### Material to process
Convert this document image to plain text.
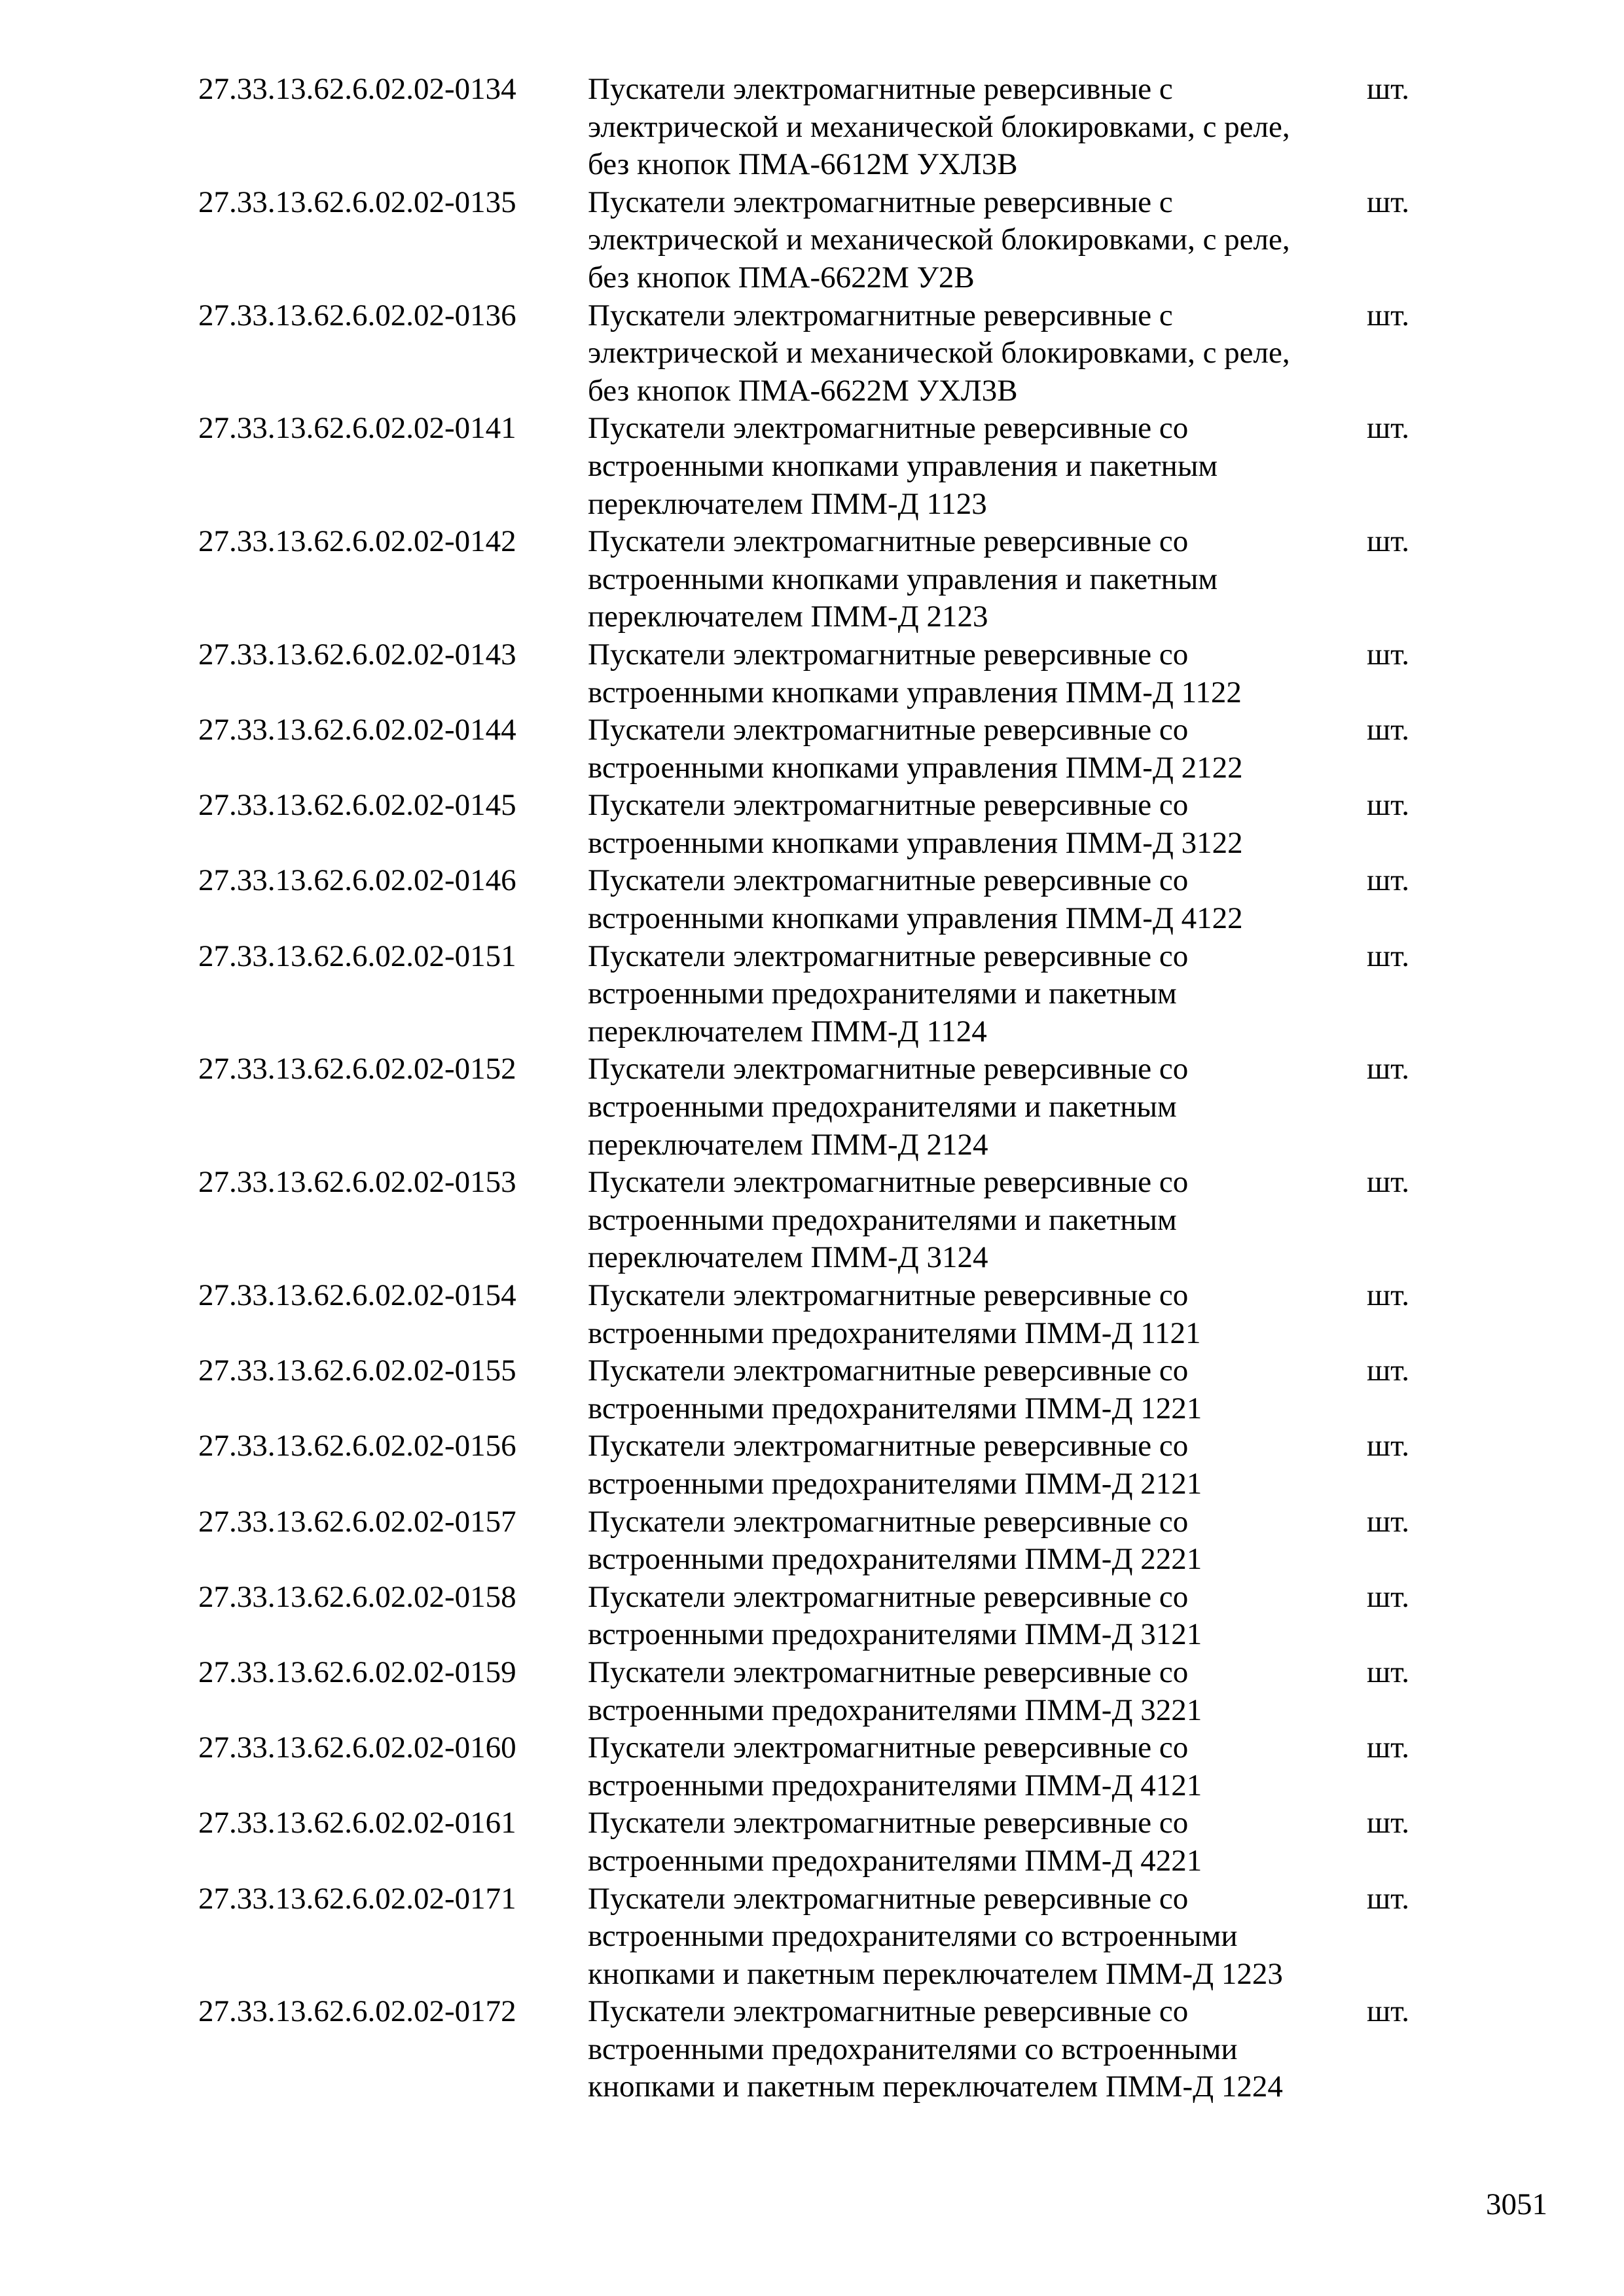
27.33.13.62.6.02.02-0134 Пускатели электромагнитные реверсивные с
электрической и механической блокировками, с реле,
без кнопок ПМА-6612М УХЛ3В
шт.
27.33.13.62.6.02.02-0135 Пускатели электромагнитные реверсивные с
электрической и механической блокировками, с реле,
без кнопок ПМА-6622М У2В
шт.
27.33.13.62.6.02.02-0136 Пускатели электромагнитные реверсивные с
электрической и механической блокировками, с реле,
без кнопок ПМА-6622М УХЛ3В
шт.
27.33.13.62.6.02.02-0141 Пускатели электромагнитные реверсивные со
встроенными кнопками управления и пакетным
переключателем ПММ-Д 1123
шт.
27.33.13.62.6.02.02-0142 Пускатели электромагнитные реверсивные со
встроенными кнопками управления и пакетным
переключателем ПММ-Д 2123
шт.
27.33.13.62.6.02.02-0143 Пускатели электромагнитные реверсивные со
встроенными кнопками управления ПММ-Д 1122
шт.
27.33.13.62.6.02.02-0144 Пускатели электромагнитные реверсивные со
встроенными кнопками управления ПММ-Д 2122
шт.
27.33.13.62.6.02.02-0145 Пускатели электромагнитные реверсивные со
встроенными кнопками управления ПММ-Д 3122
шт.
27.33.13.62.6.02.02-0146 Пускатели электромагнитные реверсивные со
встроенными кнопками управления ПММ-Д 4122
шт.
27.33.13.62.6.02.02-0151 Пускатели электромагнитные реверсивные со
встроенными предохранителями и пакетным
переключателем ПММ-Д 1124
шт.
27.33.13.62.6.02.02-0152 Пускатели электромагнитные реверсивные со
встроенными предохранителями и пакетным
переключателем ПММ-Д 2124
шт.
27.33.13.62.6.02.02-0153 Пускатели электромагнитные реверсивные со
встроенными предохранителями и пакетным
переключателем ПММ-Д 3124
шт.
27.33.13.62.6.02.02-0154 Пускатели электромагнитные реверсивные со
встроенными предохранителями ПММ-Д 1121
шт.
27.33.13.62.6.02.02-0155 Пускатели электромагнитные реверсивные со
встроенными предохранителями ПММ-Д 1221
шт.
27.33.13.62.6.02.02-0156 Пускатели электромагнитные реверсивные со
встроенными предохранителями ПММ-Д 2121
шт.
27.33.13.62.6.02.02-0157 Пускатели электромагнитные реверсивные со
встроенными предохранителями ПММ-Д 2221
шт.
27.33.13.62.6.02.02-0158 Пускатели электромагнитные реверсивные со
встроенными предохранителями ПММ-Д 3121
шт.
27.33.13.62.6.02.02-0159 Пускатели электромагнитные реверсивные со
встроенными предохранителями ПММ-Д 3221
шт.
27.33.13.62.6.02.02-0160 Пускатели электромагнитные реверсивные со
встроенными предохранителями ПММ-Д 4121
шт.
27.33.13.62.6.02.02-0161 Пускатели электромагнитные реверсивные со
встроенными предохранителями ПММ-Д 4221
шт.
27.33.13.62.6.02.02-0171 Пускатели электромагнитные реверсивные со
встроенными предохранителями со встроенными
кнопками и пакетным переключателем ПММ-Д 1223
шт.
27.33.13.62.6.02.02-0172 Пускатели электромагнитные реверсивные со
встроенными предохранителями со встроенными
кнопками и пакетным переключателем ПММ-Д 1224
шт.
3051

### Work to complete
Will you restate every entry word for word and omit the images?

### Exercise response
Convert this document image to plain text.
27.33.13.62.6.02.02-0134 Пускатели электромагнитные реверсивные с
электрической и механической блокировками, с реле,
без кнопок ПМА-6612М УХЛ3В
шт.
27.33.13.62.6.02.02-0135 Пускатели электромагнитные реверсивные с
электрической и механической блокировками, с реле,
без кнопок ПМА-6622М У2В
шт.
27.33.13.62.6.02.02-0136 Пускатели электромагнитные реверсивные с
электрической и механической блокировками, с реле,
без кнопок ПМА-6622М УХЛ3В
шт.
27.33.13.62.6.02.02-0141 Пускатели электромагнитные реверсивные со
встроенными кнопками управления и пакетным
переключателем ПММ-Д 1123
шт.
27.33.13.62.6.02.02-0142 Пускатели электромагнитные реверсивные со
встроенными кнопками управления и пакетным
переключателем ПММ-Д 2123
шт.
27.33.13.62.6.02.02-0143 Пускатели электромагнитные реверсивные со
встроенными кнопками управления ПММ-Д 1122
шт.
27.33.13.62.6.02.02-0144 Пускатели электромагнитные реверсивные со
встроенными кнопками управления ПММ-Д 2122
шт.
27.33.13.62.6.02.02-0145 Пускатели электромагнитные реверсивные со
встроенными кнопками управления ПММ-Д 3122
шт.
27.33.13.62.6.02.02-0146 Пускатели электромагнитные реверсивные со
встроенными кнопками управления ПММ-Д 4122
шт.
27.33.13.62.6.02.02-0151 Пускатели электромагнитные реверсивные со
встроенными предохранителями и пакетным
переключателем ПММ-Д 1124
шт.
27.33.13.62.6.02.02-0152 Пускатели электромагнитные реверсивные со
встроенными предохранителями и пакетным
переключателем ПММ-Д 2124
шт.
27.33.13.62.6.02.02-0153 Пускатели электромагнитные реверсивные со
встроенными предохранителями и пакетным
переключателем ПММ-Д 3124
шт.
27.33.13.62.6.02.02-0154 Пускатели электромагнитные реверсивные со
встроенными предохранителями ПММ-Д 1121
шт.
27.33.13.62.6.02.02-0155 Пускатели электромагнитные реверсивные со
встроенными предохранителями ПММ-Д 1221
шт.
27.33.13.62.6.02.02-0156 Пускатели электромагнитные реверсивные со
встроенными предохранителями ПММ-Д 2121
шт.
27.33.13.62.6.02.02-0157 Пускатели электромагнитные реверсивные со
встроенными предохранителями ПММ-Д 2221
шт.
27.33.13.62.6.02.02-0158 Пускатели электромагнитные реверсивные со
встроенными предохранителями ПММ-Д 3121
шт.
27.33.13.62.6.02.02-0159 Пускатели электромагнитные реверсивные со
встроенными предохранителями ПММ-Д 3221
шт.
27.33.13.62.6.02.02-0160 Пускатели электромагнитные реверсивные со
встроенными предохранителями ПММ-Д 4121
шт.
27.33.13.62.6.02.02-0161 Пускатели электромагнитные реверсивные со
встроенными предохранителями ПММ-Д 4221
шт.
27.33.13.62.6.02.02-0171 Пускатели электромагнитные реверсивные со
встроенными предохранителями со встроенными
кнопками и пакетным переключателем ПММ-Д 1223
шт.
27.33.13.62.6.02.02-0172 Пускатели электромагнитные реверсивные со
встроенными предохранителями со встроенными
кнопками и пакетным переключателем ПММ-Д 1224
шт.
3051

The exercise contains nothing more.